> Document extract
Figure 1. An EEG trace above the top of the head and its spectral characteristics. Click on image to see enlarged view.

In a typical experiment, students analyze 128- or 256-channel EEG data captured while a test subject silently names objects. The test starts with a one-second baseline measurement before the object is shown. The students then observe how this power spectral density changes as the test subject’s visual cortex (located in the back of the head) becomes more active. Increased visual cortex activity is immediately followed by increased activity in the language cortex located in the top-left region of the brain. The students visualize the data in contour plots that reference the location of the electrodes on the head (Figure 2).

Figure 2. A typical spatial plot of power spectral density (PSD) changes during an object-naming task. The subject’s nose is at the top of the plots. Click on image to see enlarged view.

The top row of plots is for baseline values, and the bottom row is for the PSD during the task. In each band, the PSD is higher during the task. In the essential language and visual cortex areas, the PSD values gradually increase from the lower band (25-30 Hz) to the higher band (35-40 Hz) and then decreases again in the 40-45 Hz band.

This lab is a favorite, as it brings students very close to the real-world application of medical electronics. Using MATLAB, students can visualize brain activity just as a doctor would in presurgical planning for epilepsy patients.

Building on Earlier Labs

The later labs in EE436 do not depend on work done in earlier labs, but the students do acquire more and more skills in filtering, signal processing, and power spectral computation throughout the semester.

> Excerpted data
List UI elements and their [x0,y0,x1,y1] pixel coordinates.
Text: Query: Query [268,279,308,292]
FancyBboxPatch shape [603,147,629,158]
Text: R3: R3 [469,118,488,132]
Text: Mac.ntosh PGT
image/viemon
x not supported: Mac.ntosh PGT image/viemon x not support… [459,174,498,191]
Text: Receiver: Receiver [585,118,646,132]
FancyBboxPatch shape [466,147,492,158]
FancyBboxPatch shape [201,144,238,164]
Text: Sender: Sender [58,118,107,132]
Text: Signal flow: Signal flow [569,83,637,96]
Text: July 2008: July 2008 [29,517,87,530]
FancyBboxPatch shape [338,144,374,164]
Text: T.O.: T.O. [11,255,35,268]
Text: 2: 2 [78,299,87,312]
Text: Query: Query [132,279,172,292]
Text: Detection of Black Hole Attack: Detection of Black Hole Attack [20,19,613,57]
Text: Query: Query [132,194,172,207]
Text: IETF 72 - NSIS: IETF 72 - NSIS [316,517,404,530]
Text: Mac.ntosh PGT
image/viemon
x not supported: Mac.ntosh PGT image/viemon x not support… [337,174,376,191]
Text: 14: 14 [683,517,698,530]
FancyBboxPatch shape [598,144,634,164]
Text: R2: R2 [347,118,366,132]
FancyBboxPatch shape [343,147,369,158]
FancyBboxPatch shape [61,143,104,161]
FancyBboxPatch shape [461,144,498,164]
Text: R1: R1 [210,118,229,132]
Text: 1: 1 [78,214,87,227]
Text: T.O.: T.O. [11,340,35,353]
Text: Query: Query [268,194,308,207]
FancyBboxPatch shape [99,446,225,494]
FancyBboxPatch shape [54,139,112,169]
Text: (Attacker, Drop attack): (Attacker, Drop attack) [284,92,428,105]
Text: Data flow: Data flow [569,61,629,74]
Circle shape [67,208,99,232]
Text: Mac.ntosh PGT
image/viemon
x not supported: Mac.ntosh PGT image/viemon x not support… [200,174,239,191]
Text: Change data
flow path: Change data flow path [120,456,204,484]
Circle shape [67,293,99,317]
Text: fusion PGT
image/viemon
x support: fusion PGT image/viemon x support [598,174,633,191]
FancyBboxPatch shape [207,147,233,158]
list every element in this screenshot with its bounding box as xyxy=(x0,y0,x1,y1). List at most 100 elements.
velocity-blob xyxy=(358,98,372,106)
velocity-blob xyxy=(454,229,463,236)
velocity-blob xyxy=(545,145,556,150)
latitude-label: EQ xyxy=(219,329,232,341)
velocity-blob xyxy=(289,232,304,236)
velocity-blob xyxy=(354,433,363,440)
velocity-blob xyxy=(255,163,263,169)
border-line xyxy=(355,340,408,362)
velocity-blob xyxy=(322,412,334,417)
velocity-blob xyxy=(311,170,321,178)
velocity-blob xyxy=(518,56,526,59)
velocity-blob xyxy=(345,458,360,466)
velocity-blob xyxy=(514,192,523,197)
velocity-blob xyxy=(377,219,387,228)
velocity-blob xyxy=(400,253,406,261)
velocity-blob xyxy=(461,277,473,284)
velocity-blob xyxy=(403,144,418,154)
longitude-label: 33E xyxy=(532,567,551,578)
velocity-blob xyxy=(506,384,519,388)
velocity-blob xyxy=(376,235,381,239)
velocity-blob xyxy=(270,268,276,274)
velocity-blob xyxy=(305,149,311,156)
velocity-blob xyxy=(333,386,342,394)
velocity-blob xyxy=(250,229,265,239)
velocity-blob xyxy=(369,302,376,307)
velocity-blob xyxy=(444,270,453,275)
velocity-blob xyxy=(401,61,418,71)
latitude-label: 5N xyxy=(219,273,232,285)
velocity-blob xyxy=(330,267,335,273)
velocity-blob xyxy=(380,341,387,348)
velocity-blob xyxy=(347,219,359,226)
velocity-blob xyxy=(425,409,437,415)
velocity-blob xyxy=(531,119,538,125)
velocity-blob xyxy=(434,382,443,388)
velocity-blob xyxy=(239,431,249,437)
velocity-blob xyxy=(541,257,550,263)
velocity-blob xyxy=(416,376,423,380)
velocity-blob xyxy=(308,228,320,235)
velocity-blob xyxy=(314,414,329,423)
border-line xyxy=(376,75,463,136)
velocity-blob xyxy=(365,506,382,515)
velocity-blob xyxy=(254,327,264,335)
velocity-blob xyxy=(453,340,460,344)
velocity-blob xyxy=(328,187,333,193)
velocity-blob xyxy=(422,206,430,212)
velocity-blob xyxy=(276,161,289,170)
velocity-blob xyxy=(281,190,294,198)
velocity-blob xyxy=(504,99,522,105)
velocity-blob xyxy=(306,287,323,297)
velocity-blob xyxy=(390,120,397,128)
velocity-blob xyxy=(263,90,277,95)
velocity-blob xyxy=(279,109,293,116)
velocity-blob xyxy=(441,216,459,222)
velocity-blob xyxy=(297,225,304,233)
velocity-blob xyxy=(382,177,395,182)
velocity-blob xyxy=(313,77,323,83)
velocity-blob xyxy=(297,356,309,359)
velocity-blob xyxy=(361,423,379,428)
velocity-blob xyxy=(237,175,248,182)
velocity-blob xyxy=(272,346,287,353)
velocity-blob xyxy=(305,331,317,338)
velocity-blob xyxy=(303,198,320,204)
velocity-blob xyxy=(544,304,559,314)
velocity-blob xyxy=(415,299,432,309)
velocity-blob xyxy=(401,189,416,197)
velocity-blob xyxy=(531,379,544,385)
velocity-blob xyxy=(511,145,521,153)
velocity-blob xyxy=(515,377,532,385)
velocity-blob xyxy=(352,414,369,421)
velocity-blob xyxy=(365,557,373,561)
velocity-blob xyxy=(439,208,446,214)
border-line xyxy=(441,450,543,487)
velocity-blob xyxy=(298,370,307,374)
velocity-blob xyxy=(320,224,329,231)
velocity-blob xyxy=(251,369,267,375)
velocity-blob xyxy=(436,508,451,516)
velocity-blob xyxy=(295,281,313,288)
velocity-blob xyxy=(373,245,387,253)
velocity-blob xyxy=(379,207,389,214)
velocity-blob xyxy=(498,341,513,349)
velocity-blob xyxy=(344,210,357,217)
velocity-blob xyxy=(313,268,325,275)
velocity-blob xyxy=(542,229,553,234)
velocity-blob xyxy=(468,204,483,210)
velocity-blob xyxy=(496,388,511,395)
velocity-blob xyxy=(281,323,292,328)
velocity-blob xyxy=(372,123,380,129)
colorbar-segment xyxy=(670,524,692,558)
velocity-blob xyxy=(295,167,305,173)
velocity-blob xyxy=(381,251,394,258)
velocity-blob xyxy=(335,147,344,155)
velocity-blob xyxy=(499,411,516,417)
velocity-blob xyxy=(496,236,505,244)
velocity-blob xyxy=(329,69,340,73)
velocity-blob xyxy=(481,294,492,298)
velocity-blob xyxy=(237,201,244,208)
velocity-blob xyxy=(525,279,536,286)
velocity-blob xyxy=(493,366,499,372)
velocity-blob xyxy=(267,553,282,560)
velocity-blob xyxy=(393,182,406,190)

> Task details
Please translate this sentence from the EEG lab text into Spanish: "The test starts with a one-second baseline measurement before the object is shown."

> Exercise response
La prueba comienza con una medición de referencia de un segundo antes de que se muestre el objeto.